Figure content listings
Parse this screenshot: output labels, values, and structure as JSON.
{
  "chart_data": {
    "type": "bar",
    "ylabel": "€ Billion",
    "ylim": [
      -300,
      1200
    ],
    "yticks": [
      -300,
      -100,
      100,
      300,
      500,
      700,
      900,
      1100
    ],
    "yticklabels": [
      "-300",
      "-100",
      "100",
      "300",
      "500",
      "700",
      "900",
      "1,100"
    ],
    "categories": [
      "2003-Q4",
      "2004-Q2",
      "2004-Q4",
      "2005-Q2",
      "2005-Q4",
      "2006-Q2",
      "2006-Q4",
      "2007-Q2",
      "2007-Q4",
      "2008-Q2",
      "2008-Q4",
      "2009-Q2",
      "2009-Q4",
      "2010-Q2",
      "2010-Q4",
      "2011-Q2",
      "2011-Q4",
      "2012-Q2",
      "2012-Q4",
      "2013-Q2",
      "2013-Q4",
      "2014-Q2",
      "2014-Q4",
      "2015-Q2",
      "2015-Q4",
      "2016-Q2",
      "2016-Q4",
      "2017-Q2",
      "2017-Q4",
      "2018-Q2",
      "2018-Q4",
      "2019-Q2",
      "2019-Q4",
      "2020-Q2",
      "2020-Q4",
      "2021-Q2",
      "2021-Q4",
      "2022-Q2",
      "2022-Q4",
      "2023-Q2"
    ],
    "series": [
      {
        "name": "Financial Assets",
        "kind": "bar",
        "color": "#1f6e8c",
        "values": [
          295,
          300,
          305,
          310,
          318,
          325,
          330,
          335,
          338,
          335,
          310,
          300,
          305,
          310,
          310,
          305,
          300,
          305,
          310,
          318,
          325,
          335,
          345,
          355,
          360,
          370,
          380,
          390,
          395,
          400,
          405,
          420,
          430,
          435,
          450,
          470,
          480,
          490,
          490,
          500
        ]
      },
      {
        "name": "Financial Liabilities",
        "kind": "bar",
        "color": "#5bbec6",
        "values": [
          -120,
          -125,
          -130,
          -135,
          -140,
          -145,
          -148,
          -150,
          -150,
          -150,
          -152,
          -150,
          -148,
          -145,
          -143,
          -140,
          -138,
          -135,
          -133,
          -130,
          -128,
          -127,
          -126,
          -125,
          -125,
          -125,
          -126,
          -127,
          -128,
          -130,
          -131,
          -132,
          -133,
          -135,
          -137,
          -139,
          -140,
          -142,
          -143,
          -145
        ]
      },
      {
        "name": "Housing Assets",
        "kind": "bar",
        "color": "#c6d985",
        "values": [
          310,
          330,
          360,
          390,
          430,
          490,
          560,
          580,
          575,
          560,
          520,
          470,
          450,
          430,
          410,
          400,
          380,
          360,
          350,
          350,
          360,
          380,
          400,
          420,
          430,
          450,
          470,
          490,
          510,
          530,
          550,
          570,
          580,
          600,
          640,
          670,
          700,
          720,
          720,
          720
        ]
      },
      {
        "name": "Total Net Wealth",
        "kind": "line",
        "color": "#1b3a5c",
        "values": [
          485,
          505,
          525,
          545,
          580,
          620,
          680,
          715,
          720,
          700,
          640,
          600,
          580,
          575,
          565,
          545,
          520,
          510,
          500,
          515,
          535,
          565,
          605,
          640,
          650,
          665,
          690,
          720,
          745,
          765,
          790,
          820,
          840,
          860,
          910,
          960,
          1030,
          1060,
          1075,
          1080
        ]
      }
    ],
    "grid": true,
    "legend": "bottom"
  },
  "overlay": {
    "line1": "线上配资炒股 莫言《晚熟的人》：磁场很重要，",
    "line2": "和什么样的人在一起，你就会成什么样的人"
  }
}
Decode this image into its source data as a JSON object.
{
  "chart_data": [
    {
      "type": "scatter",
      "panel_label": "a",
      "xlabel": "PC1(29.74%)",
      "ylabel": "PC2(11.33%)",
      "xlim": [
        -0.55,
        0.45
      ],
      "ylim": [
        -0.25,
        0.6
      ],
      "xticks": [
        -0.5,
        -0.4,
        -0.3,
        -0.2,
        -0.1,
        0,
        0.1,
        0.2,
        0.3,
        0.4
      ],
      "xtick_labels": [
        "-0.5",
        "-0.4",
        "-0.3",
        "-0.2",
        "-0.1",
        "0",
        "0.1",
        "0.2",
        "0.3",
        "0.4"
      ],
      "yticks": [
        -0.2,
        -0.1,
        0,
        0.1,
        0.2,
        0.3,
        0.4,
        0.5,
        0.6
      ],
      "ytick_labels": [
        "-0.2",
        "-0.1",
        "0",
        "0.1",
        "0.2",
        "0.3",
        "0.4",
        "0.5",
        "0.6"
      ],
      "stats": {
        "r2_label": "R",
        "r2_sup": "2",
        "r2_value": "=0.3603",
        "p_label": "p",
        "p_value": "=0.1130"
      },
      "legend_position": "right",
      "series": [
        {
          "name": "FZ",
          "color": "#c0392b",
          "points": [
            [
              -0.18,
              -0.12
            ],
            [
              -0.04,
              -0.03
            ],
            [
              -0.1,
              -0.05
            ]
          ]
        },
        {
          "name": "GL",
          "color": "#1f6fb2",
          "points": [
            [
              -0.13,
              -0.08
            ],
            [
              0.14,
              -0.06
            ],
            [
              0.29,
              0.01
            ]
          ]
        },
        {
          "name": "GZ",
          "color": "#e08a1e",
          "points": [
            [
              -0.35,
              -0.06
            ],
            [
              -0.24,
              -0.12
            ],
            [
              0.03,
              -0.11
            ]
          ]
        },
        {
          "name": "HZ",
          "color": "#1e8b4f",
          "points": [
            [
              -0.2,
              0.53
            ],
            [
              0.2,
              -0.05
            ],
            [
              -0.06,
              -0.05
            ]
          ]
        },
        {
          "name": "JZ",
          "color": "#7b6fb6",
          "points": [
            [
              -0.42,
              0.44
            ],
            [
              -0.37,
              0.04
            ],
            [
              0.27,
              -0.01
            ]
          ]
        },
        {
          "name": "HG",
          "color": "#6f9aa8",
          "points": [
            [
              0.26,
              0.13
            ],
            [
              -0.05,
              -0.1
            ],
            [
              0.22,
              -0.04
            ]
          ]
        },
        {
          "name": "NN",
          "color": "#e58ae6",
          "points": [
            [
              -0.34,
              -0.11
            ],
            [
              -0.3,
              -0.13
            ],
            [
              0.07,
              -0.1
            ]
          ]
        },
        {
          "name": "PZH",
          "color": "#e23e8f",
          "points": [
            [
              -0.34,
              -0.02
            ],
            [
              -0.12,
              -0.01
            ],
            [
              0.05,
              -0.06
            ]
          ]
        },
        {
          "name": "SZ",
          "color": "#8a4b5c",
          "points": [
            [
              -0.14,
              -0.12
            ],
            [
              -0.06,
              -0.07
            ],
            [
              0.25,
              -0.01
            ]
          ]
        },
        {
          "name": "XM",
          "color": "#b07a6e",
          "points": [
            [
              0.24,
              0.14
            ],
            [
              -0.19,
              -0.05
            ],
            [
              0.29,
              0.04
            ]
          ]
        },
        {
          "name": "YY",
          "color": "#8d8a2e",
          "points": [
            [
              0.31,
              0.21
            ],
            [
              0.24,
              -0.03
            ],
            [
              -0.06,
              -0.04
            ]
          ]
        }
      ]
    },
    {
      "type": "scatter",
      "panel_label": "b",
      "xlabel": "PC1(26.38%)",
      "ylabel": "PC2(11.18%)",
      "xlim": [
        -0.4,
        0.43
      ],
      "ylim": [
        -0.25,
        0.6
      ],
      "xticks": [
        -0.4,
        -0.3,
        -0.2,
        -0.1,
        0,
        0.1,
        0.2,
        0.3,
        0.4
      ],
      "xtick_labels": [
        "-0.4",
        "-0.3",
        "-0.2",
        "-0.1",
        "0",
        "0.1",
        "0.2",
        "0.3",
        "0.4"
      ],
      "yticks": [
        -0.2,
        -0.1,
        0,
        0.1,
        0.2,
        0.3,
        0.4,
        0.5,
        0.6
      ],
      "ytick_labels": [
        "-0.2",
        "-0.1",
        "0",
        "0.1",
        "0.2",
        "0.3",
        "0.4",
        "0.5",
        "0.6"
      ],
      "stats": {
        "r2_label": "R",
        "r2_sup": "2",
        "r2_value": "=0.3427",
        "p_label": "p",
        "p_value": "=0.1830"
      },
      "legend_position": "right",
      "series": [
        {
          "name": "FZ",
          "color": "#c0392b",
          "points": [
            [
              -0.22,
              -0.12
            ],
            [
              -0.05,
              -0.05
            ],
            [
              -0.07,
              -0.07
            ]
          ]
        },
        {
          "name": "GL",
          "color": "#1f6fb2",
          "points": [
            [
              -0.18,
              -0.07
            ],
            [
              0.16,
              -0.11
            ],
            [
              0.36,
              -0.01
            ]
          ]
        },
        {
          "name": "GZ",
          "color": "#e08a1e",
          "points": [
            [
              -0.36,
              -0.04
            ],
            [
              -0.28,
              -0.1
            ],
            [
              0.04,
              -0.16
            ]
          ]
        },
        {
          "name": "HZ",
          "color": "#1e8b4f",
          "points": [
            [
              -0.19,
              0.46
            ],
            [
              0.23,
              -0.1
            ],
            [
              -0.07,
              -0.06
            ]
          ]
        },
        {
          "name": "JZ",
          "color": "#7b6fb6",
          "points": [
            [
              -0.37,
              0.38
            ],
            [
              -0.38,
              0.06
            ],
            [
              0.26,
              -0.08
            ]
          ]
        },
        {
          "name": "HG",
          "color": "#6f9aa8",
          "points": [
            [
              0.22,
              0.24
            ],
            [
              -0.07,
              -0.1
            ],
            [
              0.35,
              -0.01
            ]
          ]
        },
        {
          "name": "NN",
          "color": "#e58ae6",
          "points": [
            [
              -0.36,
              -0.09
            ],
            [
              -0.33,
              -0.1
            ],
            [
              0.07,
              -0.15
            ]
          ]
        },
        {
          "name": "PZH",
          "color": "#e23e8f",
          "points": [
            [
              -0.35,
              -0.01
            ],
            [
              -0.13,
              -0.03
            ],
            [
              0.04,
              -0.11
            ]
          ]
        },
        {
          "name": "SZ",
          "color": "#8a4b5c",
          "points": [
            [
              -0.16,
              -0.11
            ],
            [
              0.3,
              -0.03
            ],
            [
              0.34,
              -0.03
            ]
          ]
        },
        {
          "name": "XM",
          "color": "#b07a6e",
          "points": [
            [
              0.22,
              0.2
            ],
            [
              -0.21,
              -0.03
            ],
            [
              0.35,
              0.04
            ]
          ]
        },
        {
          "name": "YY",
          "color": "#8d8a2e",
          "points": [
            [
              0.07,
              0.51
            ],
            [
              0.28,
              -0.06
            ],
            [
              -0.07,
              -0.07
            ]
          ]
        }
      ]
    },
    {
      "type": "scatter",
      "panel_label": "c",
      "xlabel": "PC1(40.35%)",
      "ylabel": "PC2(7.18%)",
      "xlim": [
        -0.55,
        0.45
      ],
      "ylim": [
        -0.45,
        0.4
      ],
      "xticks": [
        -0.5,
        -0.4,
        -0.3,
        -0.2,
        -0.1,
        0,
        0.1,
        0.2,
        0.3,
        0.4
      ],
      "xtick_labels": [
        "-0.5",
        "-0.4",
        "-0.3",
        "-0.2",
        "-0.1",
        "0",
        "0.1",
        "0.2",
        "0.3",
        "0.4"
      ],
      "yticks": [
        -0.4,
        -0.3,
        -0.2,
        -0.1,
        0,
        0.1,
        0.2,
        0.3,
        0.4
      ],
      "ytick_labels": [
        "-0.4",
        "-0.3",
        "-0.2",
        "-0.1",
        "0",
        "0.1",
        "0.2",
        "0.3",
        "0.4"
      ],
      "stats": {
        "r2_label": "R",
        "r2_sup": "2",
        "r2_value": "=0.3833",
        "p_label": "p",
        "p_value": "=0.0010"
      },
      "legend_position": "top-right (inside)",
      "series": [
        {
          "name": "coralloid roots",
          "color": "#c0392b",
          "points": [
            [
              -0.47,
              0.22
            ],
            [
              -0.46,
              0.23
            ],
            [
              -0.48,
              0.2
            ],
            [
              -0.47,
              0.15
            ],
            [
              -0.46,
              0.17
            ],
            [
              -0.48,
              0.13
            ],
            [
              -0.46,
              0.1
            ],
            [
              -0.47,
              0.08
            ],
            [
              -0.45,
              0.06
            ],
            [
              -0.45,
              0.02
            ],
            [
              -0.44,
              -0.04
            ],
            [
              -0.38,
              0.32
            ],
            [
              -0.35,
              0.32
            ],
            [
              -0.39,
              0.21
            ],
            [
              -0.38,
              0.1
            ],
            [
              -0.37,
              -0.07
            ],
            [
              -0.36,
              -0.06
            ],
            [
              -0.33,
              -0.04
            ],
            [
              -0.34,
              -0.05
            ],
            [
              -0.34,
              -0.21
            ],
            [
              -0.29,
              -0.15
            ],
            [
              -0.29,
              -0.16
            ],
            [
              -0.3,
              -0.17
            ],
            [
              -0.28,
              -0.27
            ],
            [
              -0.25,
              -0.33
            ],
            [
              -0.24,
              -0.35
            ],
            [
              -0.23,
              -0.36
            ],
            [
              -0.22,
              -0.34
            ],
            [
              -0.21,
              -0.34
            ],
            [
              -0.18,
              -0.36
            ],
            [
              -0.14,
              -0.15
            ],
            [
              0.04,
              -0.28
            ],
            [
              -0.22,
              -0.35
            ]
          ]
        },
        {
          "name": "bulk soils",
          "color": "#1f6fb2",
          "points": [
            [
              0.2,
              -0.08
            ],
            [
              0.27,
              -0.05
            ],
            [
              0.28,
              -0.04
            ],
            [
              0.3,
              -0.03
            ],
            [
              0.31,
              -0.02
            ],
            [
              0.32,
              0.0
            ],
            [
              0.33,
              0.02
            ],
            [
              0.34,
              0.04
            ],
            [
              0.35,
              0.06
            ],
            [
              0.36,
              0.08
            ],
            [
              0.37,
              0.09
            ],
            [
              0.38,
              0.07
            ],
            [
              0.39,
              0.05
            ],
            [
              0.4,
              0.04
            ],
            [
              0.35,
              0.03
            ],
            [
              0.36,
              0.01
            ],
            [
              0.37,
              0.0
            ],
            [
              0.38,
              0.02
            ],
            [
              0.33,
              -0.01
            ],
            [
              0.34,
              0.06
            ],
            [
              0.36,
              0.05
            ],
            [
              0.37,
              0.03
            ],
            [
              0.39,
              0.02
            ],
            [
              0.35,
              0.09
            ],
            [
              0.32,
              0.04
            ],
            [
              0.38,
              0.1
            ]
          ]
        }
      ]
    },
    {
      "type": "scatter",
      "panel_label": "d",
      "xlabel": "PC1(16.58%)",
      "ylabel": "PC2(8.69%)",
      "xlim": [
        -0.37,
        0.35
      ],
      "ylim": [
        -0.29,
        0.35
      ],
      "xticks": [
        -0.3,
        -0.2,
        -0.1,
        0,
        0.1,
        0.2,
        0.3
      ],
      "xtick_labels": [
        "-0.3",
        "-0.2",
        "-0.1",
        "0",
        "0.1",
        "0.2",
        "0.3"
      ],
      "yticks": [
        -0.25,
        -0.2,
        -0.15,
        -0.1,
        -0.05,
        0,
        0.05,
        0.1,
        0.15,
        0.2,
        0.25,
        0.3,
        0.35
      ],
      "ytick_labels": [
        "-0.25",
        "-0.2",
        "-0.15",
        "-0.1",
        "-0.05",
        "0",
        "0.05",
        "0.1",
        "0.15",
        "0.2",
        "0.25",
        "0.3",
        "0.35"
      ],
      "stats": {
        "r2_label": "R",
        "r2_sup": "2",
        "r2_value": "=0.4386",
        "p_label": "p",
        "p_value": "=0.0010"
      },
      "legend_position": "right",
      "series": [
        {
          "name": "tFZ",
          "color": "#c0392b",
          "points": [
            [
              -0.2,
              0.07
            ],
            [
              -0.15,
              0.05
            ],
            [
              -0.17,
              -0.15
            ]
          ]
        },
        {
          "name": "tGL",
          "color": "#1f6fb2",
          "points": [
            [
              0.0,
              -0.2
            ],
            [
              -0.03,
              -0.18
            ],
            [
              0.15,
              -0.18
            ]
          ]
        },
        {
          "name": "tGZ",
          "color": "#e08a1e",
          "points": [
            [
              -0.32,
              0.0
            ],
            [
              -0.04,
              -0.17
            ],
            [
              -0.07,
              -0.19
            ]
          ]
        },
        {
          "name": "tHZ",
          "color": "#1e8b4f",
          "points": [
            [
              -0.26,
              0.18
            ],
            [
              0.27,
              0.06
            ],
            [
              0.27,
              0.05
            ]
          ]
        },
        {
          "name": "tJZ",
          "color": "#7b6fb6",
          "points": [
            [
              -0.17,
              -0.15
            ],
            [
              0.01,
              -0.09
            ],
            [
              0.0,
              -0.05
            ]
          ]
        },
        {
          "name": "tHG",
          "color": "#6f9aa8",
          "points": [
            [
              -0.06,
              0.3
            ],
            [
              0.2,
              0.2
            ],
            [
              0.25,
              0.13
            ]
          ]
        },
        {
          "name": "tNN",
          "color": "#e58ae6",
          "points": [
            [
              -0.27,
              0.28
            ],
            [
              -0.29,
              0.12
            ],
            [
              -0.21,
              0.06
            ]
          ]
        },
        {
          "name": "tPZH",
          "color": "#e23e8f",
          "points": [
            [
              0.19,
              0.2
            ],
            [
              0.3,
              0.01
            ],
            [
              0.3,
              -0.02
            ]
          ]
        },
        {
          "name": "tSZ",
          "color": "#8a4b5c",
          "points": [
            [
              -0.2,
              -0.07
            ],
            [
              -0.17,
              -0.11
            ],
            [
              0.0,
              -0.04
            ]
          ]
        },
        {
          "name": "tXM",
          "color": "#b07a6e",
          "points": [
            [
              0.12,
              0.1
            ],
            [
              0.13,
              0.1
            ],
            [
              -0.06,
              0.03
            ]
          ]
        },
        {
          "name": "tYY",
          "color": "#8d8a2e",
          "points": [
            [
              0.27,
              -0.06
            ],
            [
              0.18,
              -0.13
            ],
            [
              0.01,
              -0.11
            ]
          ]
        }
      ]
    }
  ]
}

> Problem to work on
Gather from the data above every line with the string "this".

> Complete output
Parse this screenshot: output labels, values, and structure as JSON.
Decode this image into its source data as a JSON object.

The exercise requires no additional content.